_Requirements:_ Give back a single number, the count of lines containing the word "VersionCode".

○ ○ ○ ○

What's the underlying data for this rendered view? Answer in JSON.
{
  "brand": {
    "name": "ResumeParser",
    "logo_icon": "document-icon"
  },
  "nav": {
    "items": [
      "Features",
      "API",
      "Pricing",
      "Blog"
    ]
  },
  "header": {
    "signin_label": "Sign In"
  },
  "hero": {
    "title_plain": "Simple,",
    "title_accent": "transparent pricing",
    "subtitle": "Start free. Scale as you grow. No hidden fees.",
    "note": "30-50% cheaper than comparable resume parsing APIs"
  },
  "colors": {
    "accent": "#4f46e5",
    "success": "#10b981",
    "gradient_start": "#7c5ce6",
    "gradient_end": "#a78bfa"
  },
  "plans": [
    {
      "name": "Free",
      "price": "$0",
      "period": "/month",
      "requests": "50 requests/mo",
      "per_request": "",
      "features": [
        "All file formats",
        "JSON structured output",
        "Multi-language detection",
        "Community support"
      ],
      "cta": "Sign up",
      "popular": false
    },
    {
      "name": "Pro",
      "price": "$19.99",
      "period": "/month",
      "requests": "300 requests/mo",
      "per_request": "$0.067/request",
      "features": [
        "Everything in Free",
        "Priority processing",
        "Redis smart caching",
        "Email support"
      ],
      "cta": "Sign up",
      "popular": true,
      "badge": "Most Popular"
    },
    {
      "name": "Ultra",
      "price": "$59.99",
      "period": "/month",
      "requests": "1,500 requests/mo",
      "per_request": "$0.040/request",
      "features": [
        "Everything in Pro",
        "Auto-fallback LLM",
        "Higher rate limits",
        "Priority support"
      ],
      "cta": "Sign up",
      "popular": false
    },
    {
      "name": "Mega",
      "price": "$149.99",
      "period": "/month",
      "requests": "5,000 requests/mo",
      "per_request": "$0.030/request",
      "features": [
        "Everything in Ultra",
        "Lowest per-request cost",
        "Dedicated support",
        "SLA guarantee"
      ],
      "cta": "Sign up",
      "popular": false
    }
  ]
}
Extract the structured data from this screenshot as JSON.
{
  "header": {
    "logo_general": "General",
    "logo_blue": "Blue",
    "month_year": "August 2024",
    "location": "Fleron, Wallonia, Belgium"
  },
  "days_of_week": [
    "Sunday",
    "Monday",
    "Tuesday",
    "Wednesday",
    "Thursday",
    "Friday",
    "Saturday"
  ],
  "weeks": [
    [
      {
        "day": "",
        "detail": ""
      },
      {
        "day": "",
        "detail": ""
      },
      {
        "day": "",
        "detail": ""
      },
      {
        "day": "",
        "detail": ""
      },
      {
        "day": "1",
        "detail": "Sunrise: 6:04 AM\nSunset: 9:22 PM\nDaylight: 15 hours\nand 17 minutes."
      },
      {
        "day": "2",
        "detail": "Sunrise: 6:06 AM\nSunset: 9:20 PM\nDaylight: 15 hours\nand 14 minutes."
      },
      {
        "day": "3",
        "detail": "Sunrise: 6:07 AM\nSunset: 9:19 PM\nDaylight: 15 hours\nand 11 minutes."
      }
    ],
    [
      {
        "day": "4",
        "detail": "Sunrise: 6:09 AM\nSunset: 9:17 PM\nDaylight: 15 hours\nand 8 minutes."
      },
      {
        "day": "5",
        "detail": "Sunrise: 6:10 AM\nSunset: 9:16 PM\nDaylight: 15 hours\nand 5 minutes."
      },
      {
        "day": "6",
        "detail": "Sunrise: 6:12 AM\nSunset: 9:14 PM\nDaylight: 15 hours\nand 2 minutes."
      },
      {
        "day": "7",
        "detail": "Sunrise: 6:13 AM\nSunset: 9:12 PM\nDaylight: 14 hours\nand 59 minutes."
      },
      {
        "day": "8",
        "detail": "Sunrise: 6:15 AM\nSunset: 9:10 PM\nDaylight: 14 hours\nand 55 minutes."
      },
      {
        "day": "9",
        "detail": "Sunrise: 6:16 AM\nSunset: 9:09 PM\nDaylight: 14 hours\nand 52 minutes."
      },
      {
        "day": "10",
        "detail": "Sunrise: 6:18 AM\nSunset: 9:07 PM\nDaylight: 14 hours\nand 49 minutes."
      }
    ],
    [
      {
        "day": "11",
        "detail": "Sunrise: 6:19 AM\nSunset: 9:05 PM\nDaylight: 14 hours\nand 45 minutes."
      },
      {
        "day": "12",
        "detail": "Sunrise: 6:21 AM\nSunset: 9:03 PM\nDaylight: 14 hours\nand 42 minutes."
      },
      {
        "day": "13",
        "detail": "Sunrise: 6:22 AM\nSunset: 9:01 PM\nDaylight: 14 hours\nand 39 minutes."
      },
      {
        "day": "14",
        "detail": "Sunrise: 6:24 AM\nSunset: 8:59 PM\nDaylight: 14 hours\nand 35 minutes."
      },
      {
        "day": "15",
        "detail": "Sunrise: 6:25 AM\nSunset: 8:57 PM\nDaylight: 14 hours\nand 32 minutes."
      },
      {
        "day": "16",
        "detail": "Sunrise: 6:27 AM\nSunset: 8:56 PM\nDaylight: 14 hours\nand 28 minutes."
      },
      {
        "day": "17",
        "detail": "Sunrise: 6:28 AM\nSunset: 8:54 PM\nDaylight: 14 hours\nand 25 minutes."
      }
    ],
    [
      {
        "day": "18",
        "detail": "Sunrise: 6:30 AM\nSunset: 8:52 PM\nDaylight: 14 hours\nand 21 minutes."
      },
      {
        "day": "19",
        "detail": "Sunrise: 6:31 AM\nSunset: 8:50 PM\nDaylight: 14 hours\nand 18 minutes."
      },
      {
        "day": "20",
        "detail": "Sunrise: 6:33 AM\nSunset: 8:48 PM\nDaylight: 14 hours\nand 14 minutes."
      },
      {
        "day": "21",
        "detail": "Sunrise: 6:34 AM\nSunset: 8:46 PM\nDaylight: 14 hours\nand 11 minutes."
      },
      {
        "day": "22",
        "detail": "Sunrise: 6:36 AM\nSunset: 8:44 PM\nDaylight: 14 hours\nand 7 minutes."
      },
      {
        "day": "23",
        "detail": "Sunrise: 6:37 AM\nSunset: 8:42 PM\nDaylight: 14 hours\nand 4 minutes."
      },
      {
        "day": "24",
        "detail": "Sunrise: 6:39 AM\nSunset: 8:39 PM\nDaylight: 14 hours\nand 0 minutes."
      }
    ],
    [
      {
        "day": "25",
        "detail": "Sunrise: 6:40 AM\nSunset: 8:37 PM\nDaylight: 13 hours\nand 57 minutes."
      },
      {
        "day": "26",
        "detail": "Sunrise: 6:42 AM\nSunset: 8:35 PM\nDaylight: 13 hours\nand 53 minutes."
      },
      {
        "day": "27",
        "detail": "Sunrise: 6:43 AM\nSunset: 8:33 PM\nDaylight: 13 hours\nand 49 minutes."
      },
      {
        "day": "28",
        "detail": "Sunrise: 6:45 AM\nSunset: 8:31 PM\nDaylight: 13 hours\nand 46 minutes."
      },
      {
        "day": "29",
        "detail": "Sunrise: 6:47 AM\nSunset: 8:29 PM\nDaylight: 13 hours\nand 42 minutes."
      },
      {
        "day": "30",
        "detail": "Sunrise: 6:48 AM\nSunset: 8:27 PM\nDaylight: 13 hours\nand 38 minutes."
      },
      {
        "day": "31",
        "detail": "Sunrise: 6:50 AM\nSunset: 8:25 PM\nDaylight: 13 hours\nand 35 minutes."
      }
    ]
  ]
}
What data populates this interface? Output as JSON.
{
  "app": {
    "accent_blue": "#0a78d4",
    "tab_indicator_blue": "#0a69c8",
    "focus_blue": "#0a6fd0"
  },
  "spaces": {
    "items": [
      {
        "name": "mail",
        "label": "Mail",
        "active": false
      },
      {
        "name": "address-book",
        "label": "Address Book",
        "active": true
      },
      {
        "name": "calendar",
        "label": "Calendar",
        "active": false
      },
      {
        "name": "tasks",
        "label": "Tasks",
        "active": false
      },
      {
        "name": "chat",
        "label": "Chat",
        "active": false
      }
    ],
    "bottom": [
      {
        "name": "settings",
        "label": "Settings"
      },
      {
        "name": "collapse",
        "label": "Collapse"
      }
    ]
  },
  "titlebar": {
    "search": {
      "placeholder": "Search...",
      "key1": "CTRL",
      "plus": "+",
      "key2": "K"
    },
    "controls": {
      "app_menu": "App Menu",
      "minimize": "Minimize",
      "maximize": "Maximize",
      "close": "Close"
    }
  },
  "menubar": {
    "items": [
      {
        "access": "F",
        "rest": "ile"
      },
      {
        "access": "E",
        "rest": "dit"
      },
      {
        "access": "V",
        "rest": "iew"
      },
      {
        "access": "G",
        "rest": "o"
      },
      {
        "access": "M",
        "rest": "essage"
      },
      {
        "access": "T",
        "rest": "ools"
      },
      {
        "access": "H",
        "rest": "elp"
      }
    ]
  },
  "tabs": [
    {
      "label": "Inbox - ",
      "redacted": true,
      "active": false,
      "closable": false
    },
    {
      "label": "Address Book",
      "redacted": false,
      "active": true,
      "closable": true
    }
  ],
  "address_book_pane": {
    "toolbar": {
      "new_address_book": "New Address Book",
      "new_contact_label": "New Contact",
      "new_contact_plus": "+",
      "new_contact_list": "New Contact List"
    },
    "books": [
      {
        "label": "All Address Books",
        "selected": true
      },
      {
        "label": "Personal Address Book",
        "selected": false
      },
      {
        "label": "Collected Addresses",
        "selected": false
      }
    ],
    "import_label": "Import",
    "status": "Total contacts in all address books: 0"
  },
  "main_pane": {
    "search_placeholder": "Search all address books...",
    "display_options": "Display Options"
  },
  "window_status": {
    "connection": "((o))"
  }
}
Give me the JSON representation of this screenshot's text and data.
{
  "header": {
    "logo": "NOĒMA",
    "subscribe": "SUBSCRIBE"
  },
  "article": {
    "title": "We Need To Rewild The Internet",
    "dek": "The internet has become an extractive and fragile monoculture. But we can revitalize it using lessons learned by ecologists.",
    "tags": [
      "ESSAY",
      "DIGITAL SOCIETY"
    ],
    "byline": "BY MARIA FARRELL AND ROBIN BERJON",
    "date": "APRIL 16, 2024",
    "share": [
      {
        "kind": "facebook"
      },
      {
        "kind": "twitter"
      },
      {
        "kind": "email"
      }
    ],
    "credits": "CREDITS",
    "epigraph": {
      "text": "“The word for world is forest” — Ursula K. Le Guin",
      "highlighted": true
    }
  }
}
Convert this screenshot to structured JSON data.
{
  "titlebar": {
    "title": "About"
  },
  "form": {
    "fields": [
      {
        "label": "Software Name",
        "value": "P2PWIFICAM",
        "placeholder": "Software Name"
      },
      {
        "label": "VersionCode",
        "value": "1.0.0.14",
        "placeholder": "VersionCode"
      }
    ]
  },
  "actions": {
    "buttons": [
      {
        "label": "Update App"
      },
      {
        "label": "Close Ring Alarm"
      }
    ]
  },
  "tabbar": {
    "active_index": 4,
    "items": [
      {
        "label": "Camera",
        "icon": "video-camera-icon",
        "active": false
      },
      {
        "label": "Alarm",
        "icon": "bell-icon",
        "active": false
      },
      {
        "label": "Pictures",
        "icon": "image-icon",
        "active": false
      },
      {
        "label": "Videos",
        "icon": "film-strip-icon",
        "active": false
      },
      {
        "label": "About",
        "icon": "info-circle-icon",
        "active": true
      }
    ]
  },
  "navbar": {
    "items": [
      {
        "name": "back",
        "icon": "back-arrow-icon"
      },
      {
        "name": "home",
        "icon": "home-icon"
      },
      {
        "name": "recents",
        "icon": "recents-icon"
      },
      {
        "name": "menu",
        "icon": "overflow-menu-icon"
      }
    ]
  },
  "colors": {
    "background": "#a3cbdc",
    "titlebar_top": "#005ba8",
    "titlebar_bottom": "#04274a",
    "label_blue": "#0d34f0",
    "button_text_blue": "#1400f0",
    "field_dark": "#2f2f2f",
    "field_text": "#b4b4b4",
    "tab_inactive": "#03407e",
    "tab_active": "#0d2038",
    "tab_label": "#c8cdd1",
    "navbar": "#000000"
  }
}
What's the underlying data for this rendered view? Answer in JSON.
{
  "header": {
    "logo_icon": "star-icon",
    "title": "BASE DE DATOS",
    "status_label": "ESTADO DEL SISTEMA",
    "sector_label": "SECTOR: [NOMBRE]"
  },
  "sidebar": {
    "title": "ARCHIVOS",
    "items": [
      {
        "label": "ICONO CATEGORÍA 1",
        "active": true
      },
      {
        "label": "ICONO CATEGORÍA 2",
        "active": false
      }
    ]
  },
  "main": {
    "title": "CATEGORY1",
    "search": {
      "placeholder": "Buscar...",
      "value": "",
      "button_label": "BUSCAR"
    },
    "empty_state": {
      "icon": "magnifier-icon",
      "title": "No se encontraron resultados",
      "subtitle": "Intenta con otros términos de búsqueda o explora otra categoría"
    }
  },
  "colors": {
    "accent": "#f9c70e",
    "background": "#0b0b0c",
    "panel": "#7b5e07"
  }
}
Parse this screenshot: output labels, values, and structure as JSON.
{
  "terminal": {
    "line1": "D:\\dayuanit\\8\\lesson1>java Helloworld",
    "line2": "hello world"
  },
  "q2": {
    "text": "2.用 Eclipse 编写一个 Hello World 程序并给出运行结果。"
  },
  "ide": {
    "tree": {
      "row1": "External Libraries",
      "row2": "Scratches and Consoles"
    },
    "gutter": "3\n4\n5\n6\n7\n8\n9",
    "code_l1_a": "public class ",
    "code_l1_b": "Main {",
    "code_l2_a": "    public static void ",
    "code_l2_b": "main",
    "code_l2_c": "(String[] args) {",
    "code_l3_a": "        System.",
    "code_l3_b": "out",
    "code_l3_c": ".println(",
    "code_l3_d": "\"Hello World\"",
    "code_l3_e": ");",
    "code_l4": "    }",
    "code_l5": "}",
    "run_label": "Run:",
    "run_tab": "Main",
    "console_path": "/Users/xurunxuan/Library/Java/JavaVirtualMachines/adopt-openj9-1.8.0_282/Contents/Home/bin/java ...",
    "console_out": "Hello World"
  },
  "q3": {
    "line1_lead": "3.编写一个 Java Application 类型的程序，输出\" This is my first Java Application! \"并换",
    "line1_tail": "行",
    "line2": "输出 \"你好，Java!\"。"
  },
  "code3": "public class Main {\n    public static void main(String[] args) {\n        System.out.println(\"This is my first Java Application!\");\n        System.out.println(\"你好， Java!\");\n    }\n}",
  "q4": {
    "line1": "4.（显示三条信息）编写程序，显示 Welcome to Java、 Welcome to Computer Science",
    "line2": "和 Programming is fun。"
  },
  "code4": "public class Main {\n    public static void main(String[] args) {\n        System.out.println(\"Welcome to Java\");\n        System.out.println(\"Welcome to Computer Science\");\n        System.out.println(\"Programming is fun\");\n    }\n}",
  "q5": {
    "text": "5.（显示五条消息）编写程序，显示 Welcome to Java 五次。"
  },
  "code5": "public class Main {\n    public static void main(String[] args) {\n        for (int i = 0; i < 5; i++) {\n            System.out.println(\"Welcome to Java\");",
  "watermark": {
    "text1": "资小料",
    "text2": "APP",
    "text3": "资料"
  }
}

○ ○ ○ ○

_Solution to this exercise:_ 2